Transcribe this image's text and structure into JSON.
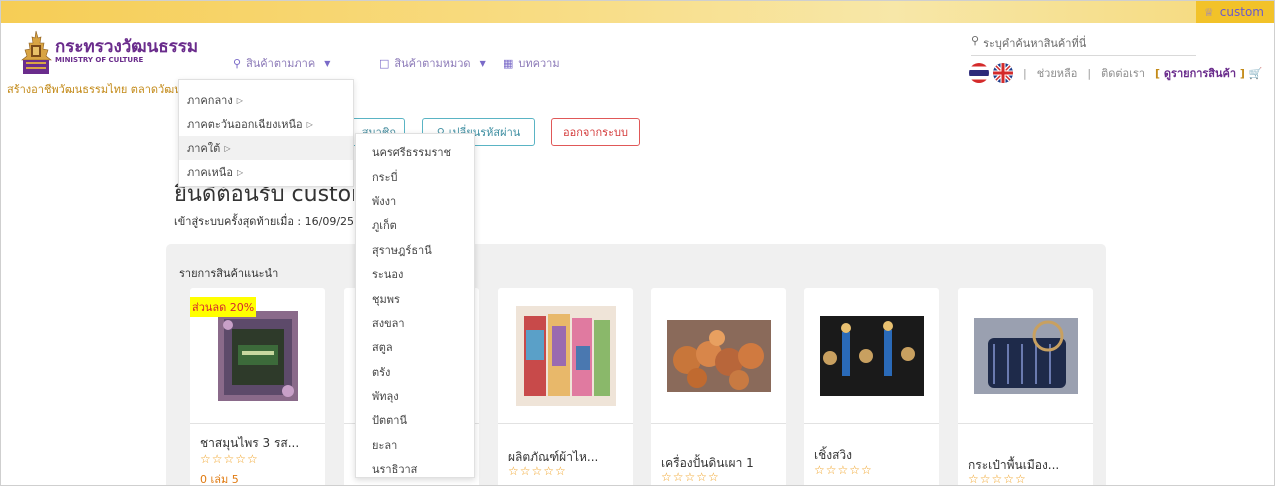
{
  "topbar": {
    "user_icon": "user-icon",
    "username": "custom"
  },
  "header": {
    "logo_title": "กระทรวงวัฒนธรรม",
    "logo_subtitle": "MINISTRY OF CULTURE",
    "tagline": "สร้างอาชีพวัฒนธรรมไทย ตลาดวัฒนธรรม"
  },
  "nav": {
    "by_region": {
      "label": "สินค้าตามภาค",
      "icon": "location-pin-icon"
    },
    "by_category": {
      "label": "สินค้าตามหมวด",
      "icon": "tag-icon"
    },
    "articles": {
      "label": "บทความ",
      "icon": "article-icon"
    }
  },
  "search": {
    "placeholder": "ระบุคำค้นหาสินค้าที่นี่",
    "icon": "search-icon"
  },
  "toplinks": {
    "help": "ช่วยหลือ",
    "contact": "ติดต่อเรา",
    "cart_open": "[",
    "cart": "ดูรายการสินค้า",
    "cart_close": "]",
    "cart_icon": "cart-icon"
  },
  "flags": [
    "thai-flag-icon",
    "uk-flag-icon"
  ],
  "account": {
    "history_fragment": "สมาชิก",
    "change_password": "เปลี่ยนรหัสผ่าน",
    "change_password_icon": "key-icon",
    "logout": "ออกจากระบบ",
    "welcome": "ยินดีต้อนรับ custom",
    "last_login": "เข้าสู่ระบบครั้งสุดท้ายเมื่อ : 16/09/2565"
  },
  "recommended": {
    "title": "รายการสินค้าแนะนำ",
    "discount_badge": "ส่วนลด 20%",
    "products": [
      {
        "name": "ชาสมุนไพร 3 รส...",
        "stars": "☆☆☆☆☆",
        "sold": "0 เล่ม 5"
      },
      {
        "name": "",
        "stars": "",
        "sold": ""
      },
      {
        "name": "ผลิตภัณฑ์ผ้าไห...",
        "stars": "☆☆☆☆☆",
        "sold": ""
      },
      {
        "name": "เครื่องปั้นดินเผา 1",
        "stars": "☆☆☆☆☆",
        "sold": ""
      },
      {
        "name": "เชิ้งสวิง",
        "stars": "☆☆☆☆☆",
        "sold": ""
      },
      {
        "name": "กระเป๋าพื้นเมือง...",
        "stars": "☆☆☆☆☆",
        "sold": ""
      }
    ]
  },
  "region_menu": {
    "items": [
      {
        "label": "ภาคกลาง"
      },
      {
        "label": "ภาคตะวันออกเฉียงเหนือ"
      },
      {
        "label": "ภาคใต้"
      },
      {
        "label": "ภาคเหนือ"
      }
    ],
    "active_item": "ภาคใต้",
    "south_provinces": [
      "นครศรีธรรมราช",
      "กระบี่",
      "พังงา",
      "ภูเก็ต",
      "สุราษฎร์ธานี",
      "ระนอง",
      "ชุมพร",
      "สงขลา",
      "สตูล",
      "ตรัง",
      "พัทลุง",
      "ปัตตานี",
      "ยะลา",
      "นราธิวาส"
    ]
  },
  "colors": {
    "brand_purple": "#6a2c8c",
    "gold": "#f2c229",
    "accent_teal": "#5ab4c4",
    "danger": "#e05858"
  }
}
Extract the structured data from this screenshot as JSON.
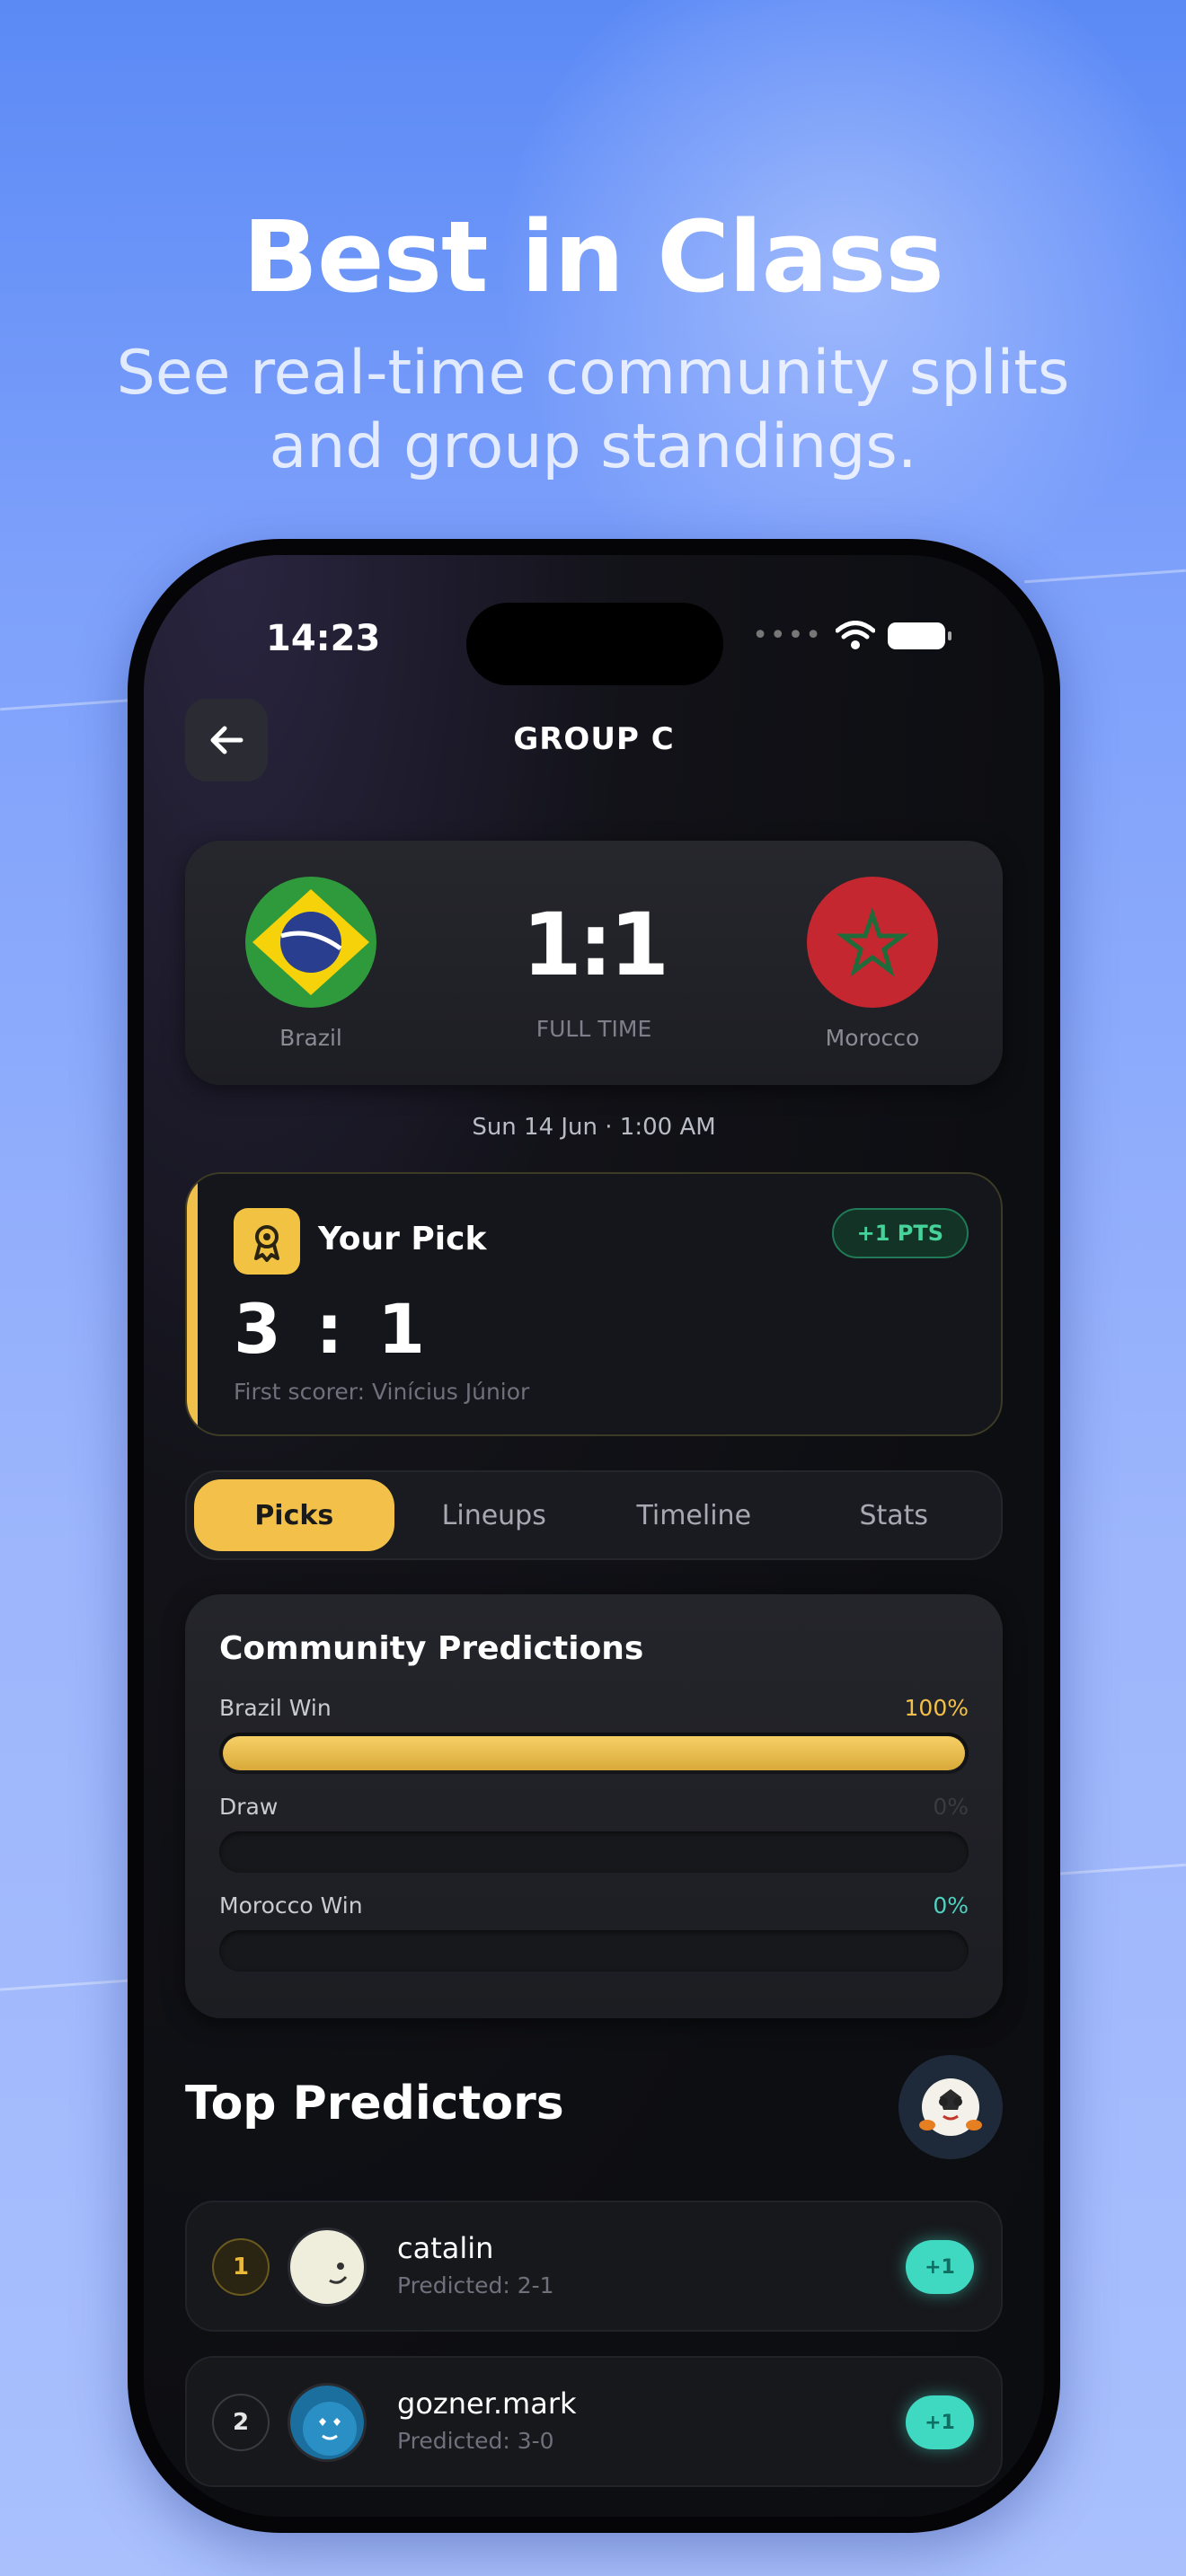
{
  "hero": {
    "title": "Best in Class",
    "subtitle": "See real-time community splits and group standings."
  },
  "status_bar": {
    "time": "14:23"
  },
  "header": {
    "title": "GROUP C",
    "back_icon": "arrow-left-icon"
  },
  "match": {
    "home_team": "Brazil",
    "away_team": "Morocco",
    "score": "1:1",
    "status": "FULL TIME",
    "kickoff": "Sun 14 Jun · 1:00 AM"
  },
  "your_pick": {
    "title": "Your Pick",
    "points_badge": "+1 PTS",
    "score": "3 : 1",
    "first_scorer": "First scorer: Vinícius Júnior",
    "accent": "#f0c04a"
  },
  "tabs": [
    {
      "label": "Picks",
      "active": true
    },
    {
      "label": "Lineups",
      "active": false
    },
    {
      "label": "Timeline",
      "active": false
    },
    {
      "label": "Stats",
      "active": false
    }
  ],
  "community": {
    "title": "Community Predictions",
    "rows": [
      {
        "label": "Brazil Win",
        "pct": "100%",
        "fraction": 1.0,
        "color": "#f3c049"
      },
      {
        "label": "Draw",
        "pct": "0%",
        "fraction": 0.0,
        "color": "#3a3b42"
      },
      {
        "label": "Morocco Win",
        "pct": "0%",
        "fraction": 0.0,
        "color": "#4fd1c0"
      }
    ]
  },
  "top_predictors": {
    "title": "Top Predictors",
    "items": [
      {
        "rank": "1",
        "name": "catalin",
        "predicted": "Predicted: 2-1",
        "points": "+1"
      },
      {
        "rank": "2",
        "name": "gozner.mark",
        "predicted": "Predicted: 3-0",
        "points": "+1"
      }
    ]
  }
}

◆ ◆ ◆ ◆

WORK TO BE COMPLETED —
Pull out each line containing the word "ฒนธรรม" and copy it.

TASK RESPONSE —
    "logo_title": "กระทรวงวัฒนธรรม",
    "tagline": "สร้างอาชีพวัฒนธรรมไทย ตลาดวัฒนธรรม"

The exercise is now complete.